(JOB)
Convert every line of the listing below into a numbered list, omitting any blank lines.

(EXTRACTED INFORMATION)
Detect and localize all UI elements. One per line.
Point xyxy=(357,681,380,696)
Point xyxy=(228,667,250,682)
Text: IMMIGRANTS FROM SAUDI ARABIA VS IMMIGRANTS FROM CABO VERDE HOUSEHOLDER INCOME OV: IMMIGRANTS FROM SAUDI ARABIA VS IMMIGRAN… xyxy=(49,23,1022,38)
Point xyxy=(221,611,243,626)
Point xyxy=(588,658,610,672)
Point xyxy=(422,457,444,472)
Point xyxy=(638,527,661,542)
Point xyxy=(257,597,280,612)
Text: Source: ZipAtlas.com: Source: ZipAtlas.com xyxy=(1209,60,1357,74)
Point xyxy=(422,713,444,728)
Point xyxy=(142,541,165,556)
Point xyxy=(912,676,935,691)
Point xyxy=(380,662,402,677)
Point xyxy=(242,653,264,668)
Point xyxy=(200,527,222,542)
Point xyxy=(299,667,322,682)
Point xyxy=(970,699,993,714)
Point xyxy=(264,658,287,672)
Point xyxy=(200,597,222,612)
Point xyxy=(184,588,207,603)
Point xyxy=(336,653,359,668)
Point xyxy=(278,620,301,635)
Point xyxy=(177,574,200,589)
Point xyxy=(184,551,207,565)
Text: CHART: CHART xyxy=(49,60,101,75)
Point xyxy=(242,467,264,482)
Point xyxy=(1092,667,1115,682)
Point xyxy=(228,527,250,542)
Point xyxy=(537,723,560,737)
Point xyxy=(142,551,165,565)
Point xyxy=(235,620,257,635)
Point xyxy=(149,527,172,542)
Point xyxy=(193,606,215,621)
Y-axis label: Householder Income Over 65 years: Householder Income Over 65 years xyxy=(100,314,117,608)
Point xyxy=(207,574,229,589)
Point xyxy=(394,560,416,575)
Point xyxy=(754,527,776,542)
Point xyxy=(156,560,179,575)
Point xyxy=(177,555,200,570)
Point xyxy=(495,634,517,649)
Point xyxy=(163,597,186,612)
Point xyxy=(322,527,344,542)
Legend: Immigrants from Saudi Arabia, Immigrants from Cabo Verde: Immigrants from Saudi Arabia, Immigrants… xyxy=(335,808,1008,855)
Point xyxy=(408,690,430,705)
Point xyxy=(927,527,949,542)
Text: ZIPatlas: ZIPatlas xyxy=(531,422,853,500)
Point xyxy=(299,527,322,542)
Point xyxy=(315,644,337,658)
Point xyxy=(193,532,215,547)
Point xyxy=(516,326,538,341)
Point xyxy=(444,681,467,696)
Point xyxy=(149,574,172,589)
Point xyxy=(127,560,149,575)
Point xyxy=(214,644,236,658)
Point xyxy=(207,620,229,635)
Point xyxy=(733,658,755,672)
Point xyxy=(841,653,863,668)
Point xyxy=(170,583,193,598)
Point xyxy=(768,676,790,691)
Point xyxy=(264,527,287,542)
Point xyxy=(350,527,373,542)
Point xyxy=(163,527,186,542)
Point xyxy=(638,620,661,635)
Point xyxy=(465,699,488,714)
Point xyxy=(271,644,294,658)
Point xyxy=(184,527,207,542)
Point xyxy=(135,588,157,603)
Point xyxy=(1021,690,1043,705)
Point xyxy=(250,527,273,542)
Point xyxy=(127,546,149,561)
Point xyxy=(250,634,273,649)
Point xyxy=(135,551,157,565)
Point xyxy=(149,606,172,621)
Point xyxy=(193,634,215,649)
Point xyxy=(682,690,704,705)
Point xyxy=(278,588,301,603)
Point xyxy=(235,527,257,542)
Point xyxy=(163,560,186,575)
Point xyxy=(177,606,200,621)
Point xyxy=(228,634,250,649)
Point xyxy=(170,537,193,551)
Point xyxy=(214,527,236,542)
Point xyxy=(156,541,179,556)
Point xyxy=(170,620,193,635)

(SOLUTION)
1. Detect and localize all UI elements. One per line.
2. Point xyxy=(357,681,380,696)
3. Point xyxy=(228,667,250,682)
4. Text: IMMIGRANTS FROM SAUDI ARABIA VS IMMIGRANTS FROM CABO VERDE HOUSEHOLDER INCOME OV: IMMIGRANTS FROM SAUDI ARABIA VS IMMIGRAN… xyxy=(49,23,1022,38)
5. Point xyxy=(221,611,243,626)
6. Point xyxy=(588,658,610,672)
7. Point xyxy=(422,457,444,472)
8. Point xyxy=(638,527,661,542)
9. Point xyxy=(257,597,280,612)
10. Text: Source: ZipAtlas.com: Source: ZipAtlas.com xyxy=(1209,60,1357,74)
11. Point xyxy=(422,713,444,728)
12. Point xyxy=(142,541,165,556)
13. Point xyxy=(912,676,935,691)
14. Point xyxy=(380,662,402,677)
15. Point xyxy=(242,653,264,668)
16. Point xyxy=(200,527,222,542)
17. Point xyxy=(299,667,322,682)
18. Point xyxy=(970,699,993,714)
19. Point xyxy=(264,658,287,672)
20. Point xyxy=(200,597,222,612)
21. Point xyxy=(184,588,207,603)
22. Point xyxy=(336,653,359,668)
23. Point xyxy=(278,620,301,635)
24. Point xyxy=(177,574,200,589)
25. Point xyxy=(184,551,207,565)
26. Text: CHART: CHART xyxy=(49,60,101,75)
27. Point xyxy=(242,467,264,482)
28. Point xyxy=(1092,667,1115,682)
29. Point xyxy=(228,527,250,542)
30. Point xyxy=(537,723,560,737)
31. Point xyxy=(142,551,165,565)
32. Point xyxy=(235,620,257,635)
33. Point xyxy=(149,527,172,542)
34. Point xyxy=(193,606,215,621)
35. Y-axis label: Householder Income Over 65 years: Householder Income Over 65 years xyxy=(100,314,117,608)
36. Point xyxy=(207,574,229,589)
37. Point xyxy=(394,560,416,575)
38. Point xyxy=(754,527,776,542)
39. Point xyxy=(156,560,179,575)
40. Point xyxy=(177,555,200,570)
41. Point xyxy=(495,634,517,649)
42. Point xyxy=(163,597,186,612)
43. Point xyxy=(322,527,344,542)
44. Legend: Immigrants from Saudi Arabia, Immigrants from Cabo Verde: Immigrants from Saudi Arabia, Immigrants… xyxy=(335,808,1008,855)
45. Point xyxy=(408,690,430,705)
46. Point xyxy=(927,527,949,542)
47. Text: ZIPatlas: ZIPatlas xyxy=(531,422,853,500)
48. Point xyxy=(299,527,322,542)
49. Point xyxy=(315,644,337,658)
50. Point xyxy=(193,532,215,547)
51. Point xyxy=(516,326,538,341)
52. Point xyxy=(444,681,467,696)
53. Point xyxy=(149,574,172,589)
54. Point xyxy=(127,560,149,575)
55. Point xyxy=(214,644,236,658)
56. Point xyxy=(207,620,229,635)
57. Point xyxy=(733,658,755,672)
58. Point xyxy=(841,653,863,668)
59. Point xyxy=(170,583,193,598)
60. Point xyxy=(768,676,790,691)
61. Point xyxy=(264,527,287,542)
62. Point xyxy=(350,527,373,542)
63. Point xyxy=(163,527,186,542)
64. Point xyxy=(638,620,661,635)
65. Point xyxy=(465,699,488,714)
66. Point xyxy=(271,644,294,658)
67. Point xyxy=(184,527,207,542)
68. Point xyxy=(135,588,157,603)
69. Point xyxy=(1021,690,1043,705)
70. Point xyxy=(250,527,273,542)
71. Point xyxy=(127,546,149,561)
72. Point xyxy=(250,634,273,649)
73. Point xyxy=(135,551,157,565)
74. Point xyxy=(149,606,172,621)
75. Point xyxy=(193,634,215,649)
76. Point xyxy=(682,690,704,705)
77. Point xyxy=(278,588,301,603)
78. Point xyxy=(235,527,257,542)
79. Point xyxy=(163,560,186,575)
80. Point xyxy=(177,606,200,621)
81. Point xyxy=(228,634,250,649)
82. Point xyxy=(170,537,193,551)
83. Point xyxy=(214,527,236,542)
84. Point xyxy=(156,541,179,556)
85. Point xyxy=(170,620,193,635)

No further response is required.